* [RECORDS]:
=-=-=-=-=

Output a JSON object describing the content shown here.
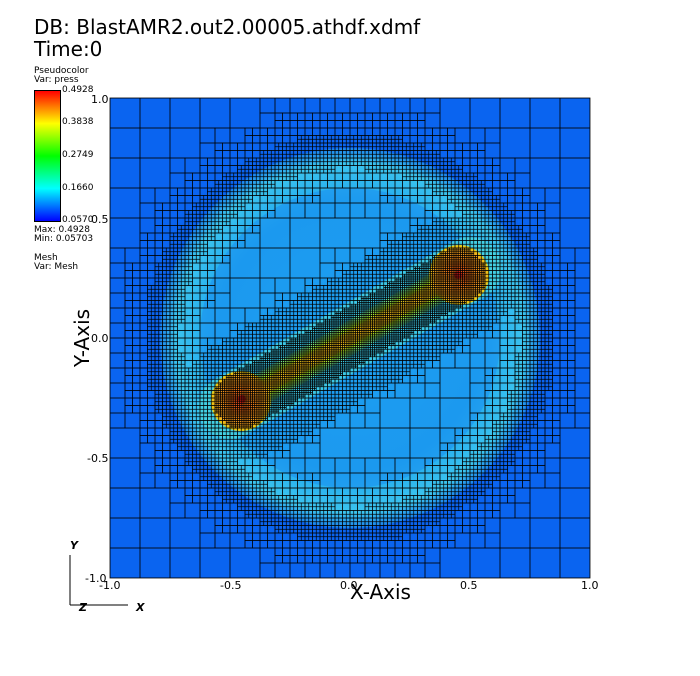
{
  "header": {
    "db_title": "DB: BlastAMR2.out2.00005.athdf.xdmf",
    "time_label": "Time:0"
  },
  "legend": {
    "pseudocolor_title": "Pseudocolor",
    "pseudocolor_var": "Var: press",
    "ticks": [
      "0.4928",
      "0.3838",
      "0.2749",
      "0.1660",
      "0.0570"
    ],
    "max_label": "Max: 0.4928",
    "min_label": "Min: 0.05703",
    "mesh_title": "Mesh",
    "mesh_var": "Var: Mesh"
  },
  "triad": {
    "y": "Y",
    "z": "Z",
    "x": "X"
  },
  "chart_data": {
    "type": "heatmap",
    "field": "press",
    "colormap": "hot-to-cold (red-yellow-green-cyan-blue)",
    "vmin": 0.05703,
    "vmax": 0.4928,
    "xlabel": "X-Axis",
    "ylabel": "Y-Axis",
    "xlim": [
      -1.0,
      1.0
    ],
    "ylim": [
      -1.0,
      1.0
    ],
    "xticks": [
      "-1.0",
      "-0.5",
      "0.0",
      "0.5",
      "1.0"
    ],
    "yticks": [
      "1.0",
      "0.5",
      "0.0",
      "-0.5",
      "-1.0"
    ],
    "features": {
      "background_pressure": 0.1,
      "shell": {
        "center": [
          0.0,
          0.0
        ],
        "radius": 0.78,
        "pressure": 0.17
      },
      "jet": {
        "start": [
          -0.45,
          -0.26
        ],
        "end": [
          0.45,
          0.26
        ],
        "half_width": 0.095,
        "pressure_core": 0.4928
      },
      "hot_spots": [
        [
          -0.45,
          -0.26
        ],
        [
          0.45,
          0.26
        ]
      ]
    },
    "mesh": "adaptive mesh refinement, finest cells along jet and shell"
  },
  "colors": {
    "background_field": "#0a64f0",
    "shell_field": "#1a9cf0",
    "jet_core": "#e95020"
  }
}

=-=-=-=-=

* [PROBLEM REQUIREMENTS]: Print out every entry above without changing a word, and leave out the pictures.

* [SOLUTION FOR THIS PROBLEM]:
Output a JSON object describing the content shown here.
{
  "header": {
    "db_title": "DB: BlastAMR2.out2.00005.athdf.xdmf",
    "time_label": "Time:0"
  },
  "legend": {
    "pseudocolor_title": "Pseudocolor",
    "pseudocolor_var": "Var: press",
    "ticks": [
      "0.4928",
      "0.3838",
      "0.2749",
      "0.1660",
      "0.0570"
    ],
    "max_label": "Max: 0.4928",
    "min_label": "Min: 0.05703",
    "mesh_title": "Mesh",
    "mesh_var": "Var: Mesh"
  },
  "triad": {
    "y": "Y",
    "z": "Z",
    "x": "X"
  },
  "chart_data": {
    "type": "heatmap",
    "field": "press",
    "colormap": "hot-to-cold (red-yellow-green-cyan-blue)",
    "vmin": 0.05703,
    "vmax": 0.4928,
    "xlabel": "X-Axis",
    "ylabel": "Y-Axis",
    "xlim": [
      -1.0,
      1.0
    ],
    "ylim": [
      -1.0,
      1.0
    ],
    "xticks": [
      "-1.0",
      "-0.5",
      "0.0",
      "0.5",
      "1.0"
    ],
    "yticks": [
      "1.0",
      "0.5",
      "0.0",
      "-0.5",
      "-1.0"
    ],
    "features": {
      "background_pressure": 0.1,
      "shell": {
        "center": [
          0.0,
          0.0
        ],
        "radius": 0.78,
        "pressure": 0.17
      },
      "jet": {
        "start": [
          -0.45,
          -0.26
        ],
        "end": [
          0.45,
          0.26
        ],
        "half_width": 0.095,
        "pressure_core": 0.4928
      },
      "hot_spots": [
        [
          -0.45,
          -0.26
        ],
        [
          0.45,
          0.26
        ]
      ]
    },
    "mesh": "adaptive mesh refinement, finest cells along jet and shell"
  },
  "colors": {
    "background_field": "#0a64f0",
    "shell_field": "#1a9cf0",
    "jet_core": "#e95020"
  }
}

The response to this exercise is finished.